**Task prompt:** Reproduce every entry below precisely. Pictures are excluded from the copy.

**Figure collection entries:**
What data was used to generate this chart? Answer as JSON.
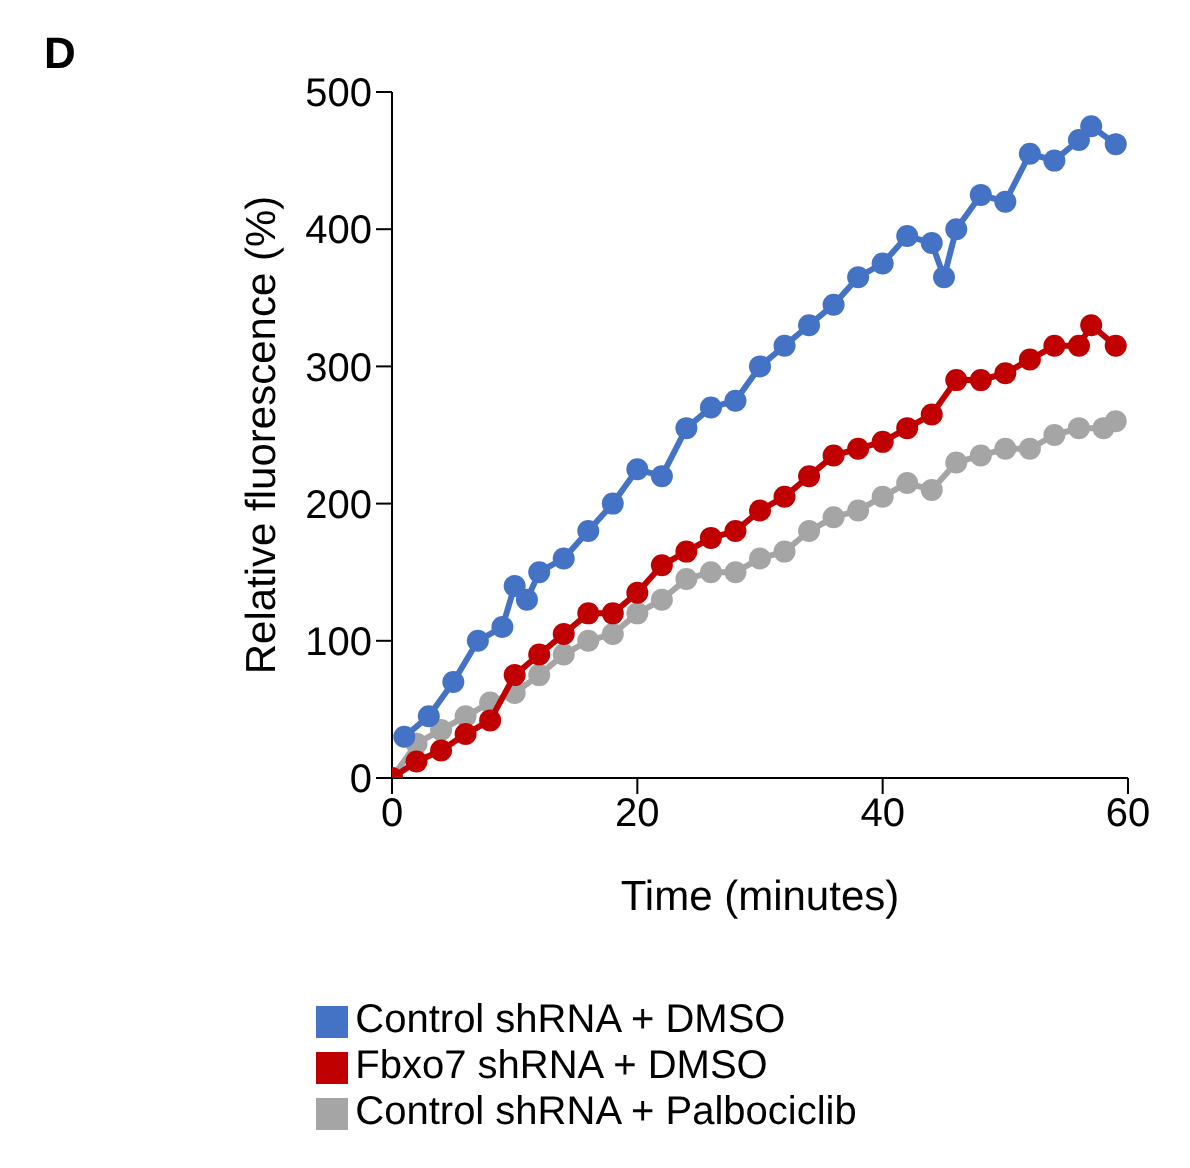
{
  "chart_data": {
    "type": "line",
    "xlabel": "Time (minutes)",
    "ylabel": "Relative fluorescence (%)",
    "annotations": [
      "D"
    ],
    "xlim": [
      0,
      60
    ],
    "xticks": [
      0,
      20,
      40,
      60
    ],
    "ylim": [
      0,
      500
    ],
    "yticks": [
      0,
      100,
      200,
      300,
      400,
      500
    ],
    "grid": false,
    "legend": "bottom",
    "marker": "circle",
    "line_style": "solid",
    "series": [
      {
        "name": "Control shRNA + DMSO",
        "color": "#4472c4",
        "x": [
          1,
          3,
          5,
          7,
          9,
          10,
          11,
          12,
          14,
          16,
          18,
          20,
          22,
          24,
          26,
          28,
          30,
          32,
          34,
          36,
          38,
          40,
          42,
          44,
          45,
          46,
          48,
          50,
          52,
          54,
          56,
          57,
          59
        ],
        "values": [
          30,
          45,
          70,
          100,
          110,
          140,
          130,
          150,
          160,
          180,
          200,
          225,
          220,
          255,
          270,
          275,
          300,
          315,
          330,
          345,
          365,
          375,
          395,
          390,
          365,
          400,
          425,
          420,
          455,
          450,
          465,
          475,
          462
        ]
      },
      {
        "name": "Fbxo7 shRNA + DMSO",
        "color": "#c00000",
        "x": [
          0,
          2,
          4,
          6,
          8,
          10,
          12,
          14,
          16,
          18,
          20,
          22,
          24,
          26,
          28,
          30,
          32,
          34,
          36,
          38,
          40,
          42,
          44,
          46,
          48,
          50,
          52,
          54,
          56,
          57,
          59
        ],
        "values": [
          0,
          12,
          20,
          32,
          42,
          75,
          90,
          105,
          120,
          120,
          135,
          155,
          165,
          175,
          180,
          195,
          205,
          220,
          235,
          240,
          245,
          255,
          265,
          290,
          290,
          295,
          305,
          315,
          315,
          330,
          315
        ]
      },
      {
        "name": "Control shRNA + Palbociclib",
        "color": "#a5a5a5",
        "x": [
          0,
          2,
          4,
          6,
          8,
          10,
          12,
          14,
          16,
          18,
          20,
          22,
          24,
          26,
          28,
          30,
          32,
          34,
          36,
          38,
          40,
          42,
          44,
          46,
          48,
          50,
          52,
          54,
          56,
          58,
          59
        ],
        "values": [
          0,
          25,
          35,
          45,
          55,
          62,
          75,
          90,
          100,
          105,
          120,
          130,
          145,
          150,
          150,
          160,
          165,
          180,
          190,
          195,
          205,
          215,
          210,
          230,
          235,
          240,
          240,
          250,
          255,
          255,
          260
        ]
      }
    ]
  }
}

**Exercise result:**
What data was used to generate this chart? Answer as JSON.
{
  "chart_data": {
    "type": "line",
    "xlabel": "Time (minutes)",
    "ylabel": "Relative fluorescence (%)",
    "annotations": [
      "D"
    ],
    "xlim": [
      0,
      60
    ],
    "xticks": [
      0,
      20,
      40,
      60
    ],
    "ylim": [
      0,
      500
    ],
    "yticks": [
      0,
      100,
      200,
      300,
      400,
      500
    ],
    "grid": false,
    "legend": "bottom",
    "marker": "circle",
    "line_style": "solid",
    "series": [
      {
        "name": "Control shRNA + DMSO",
        "color": "#4472c4",
        "x": [
          1,
          3,
          5,
          7,
          9,
          10,
          11,
          12,
          14,
          16,
          18,
          20,
          22,
          24,
          26,
          28,
          30,
          32,
          34,
          36,
          38,
          40,
          42,
          44,
          45,
          46,
          48,
          50,
          52,
          54,
          56,
          57,
          59
        ],
        "values": [
          30,
          45,
          70,
          100,
          110,
          140,
          130,
          150,
          160,
          180,
          200,
          225,
          220,
          255,
          270,
          275,
          300,
          315,
          330,
          345,
          365,
          375,
          395,
          390,
          365,
          400,
          425,
          420,
          455,
          450,
          465,
          475,
          462
        ]
      },
      {
        "name": "Fbxo7 shRNA + DMSO",
        "color": "#c00000",
        "x": [
          0,
          2,
          4,
          6,
          8,
          10,
          12,
          14,
          16,
          18,
          20,
          22,
          24,
          26,
          28,
          30,
          32,
          34,
          36,
          38,
          40,
          42,
          44,
          46,
          48,
          50,
          52,
          54,
          56,
          57,
          59
        ],
        "values": [
          0,
          12,
          20,
          32,
          42,
          75,
          90,
          105,
          120,
          120,
          135,
          155,
          165,
          175,
          180,
          195,
          205,
          220,
          235,
          240,
          245,
          255,
          265,
          290,
          290,
          295,
          305,
          315,
          315,
          330,
          315
        ]
      },
      {
        "name": "Control shRNA + Palbociclib",
        "color": "#a5a5a5",
        "x": [
          0,
          2,
          4,
          6,
          8,
          10,
          12,
          14,
          16,
          18,
          20,
          22,
          24,
          26,
          28,
          30,
          32,
          34,
          36,
          38,
          40,
          42,
          44,
          46,
          48,
          50,
          52,
          54,
          56,
          58,
          59
        ],
        "values": [
          0,
          25,
          35,
          45,
          55,
          62,
          75,
          90,
          100,
          105,
          120,
          130,
          145,
          150,
          150,
          160,
          165,
          180,
          190,
          195,
          205,
          215,
          210,
          230,
          235,
          240,
          240,
          250,
          255,
          255,
          260
        ]
      }
    ]
  }
}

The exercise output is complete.